### RECORDS TO PROCESS
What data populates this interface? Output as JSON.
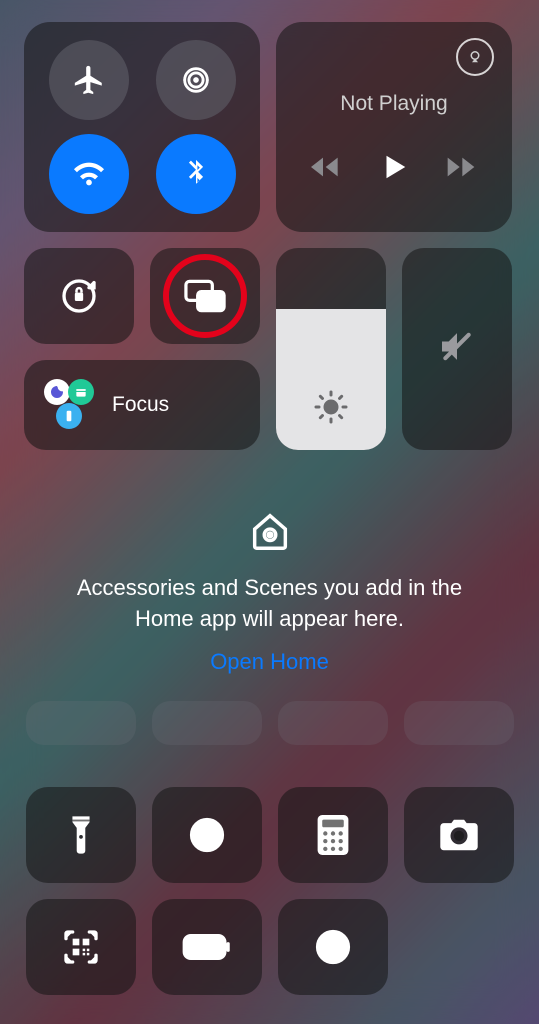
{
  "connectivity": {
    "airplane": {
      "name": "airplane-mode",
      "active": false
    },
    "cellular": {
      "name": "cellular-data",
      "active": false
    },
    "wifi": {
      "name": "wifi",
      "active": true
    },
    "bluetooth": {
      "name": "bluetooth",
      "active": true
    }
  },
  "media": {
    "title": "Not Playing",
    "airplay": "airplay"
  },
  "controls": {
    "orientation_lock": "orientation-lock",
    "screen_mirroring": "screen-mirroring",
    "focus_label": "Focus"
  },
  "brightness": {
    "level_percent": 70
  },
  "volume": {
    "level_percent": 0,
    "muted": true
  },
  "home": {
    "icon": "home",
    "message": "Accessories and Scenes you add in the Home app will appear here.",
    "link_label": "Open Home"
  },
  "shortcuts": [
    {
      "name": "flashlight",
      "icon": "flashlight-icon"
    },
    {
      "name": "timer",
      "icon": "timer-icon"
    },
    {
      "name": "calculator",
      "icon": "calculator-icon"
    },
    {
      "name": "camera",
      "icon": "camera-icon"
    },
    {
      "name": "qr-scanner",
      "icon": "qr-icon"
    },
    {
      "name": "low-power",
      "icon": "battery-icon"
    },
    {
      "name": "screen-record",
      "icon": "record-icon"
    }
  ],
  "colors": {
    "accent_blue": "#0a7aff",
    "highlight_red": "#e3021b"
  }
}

### PROBLEM STATEMENT
Every record above should be written out again without change, except that the pictures are left out.

### FINISHED EXERCISE
What data populates this interface? Output as JSON.
{
  "connectivity": {
    "airplane": {
      "name": "airplane-mode",
      "active": false
    },
    "cellular": {
      "name": "cellular-data",
      "active": false
    },
    "wifi": {
      "name": "wifi",
      "active": true
    },
    "bluetooth": {
      "name": "bluetooth",
      "active": true
    }
  },
  "media": {
    "title": "Not Playing",
    "airplay": "airplay"
  },
  "controls": {
    "orientation_lock": "orientation-lock",
    "screen_mirroring": "screen-mirroring",
    "focus_label": "Focus"
  },
  "brightness": {
    "level_percent": 70
  },
  "volume": {
    "level_percent": 0,
    "muted": true
  },
  "home": {
    "icon": "home",
    "message": "Accessories and Scenes you add in the Home app will appear here.",
    "link_label": "Open Home"
  },
  "shortcuts": [
    {
      "name": "flashlight",
      "icon": "flashlight-icon"
    },
    {
      "name": "timer",
      "icon": "timer-icon"
    },
    {
      "name": "calculator",
      "icon": "calculator-icon"
    },
    {
      "name": "camera",
      "icon": "camera-icon"
    },
    {
      "name": "qr-scanner",
      "icon": "qr-icon"
    },
    {
      "name": "low-power",
      "icon": "battery-icon"
    },
    {
      "name": "screen-record",
      "icon": "record-icon"
    }
  ],
  "colors": {
    "accent_blue": "#0a7aff",
    "highlight_red": "#e3021b"
  }
}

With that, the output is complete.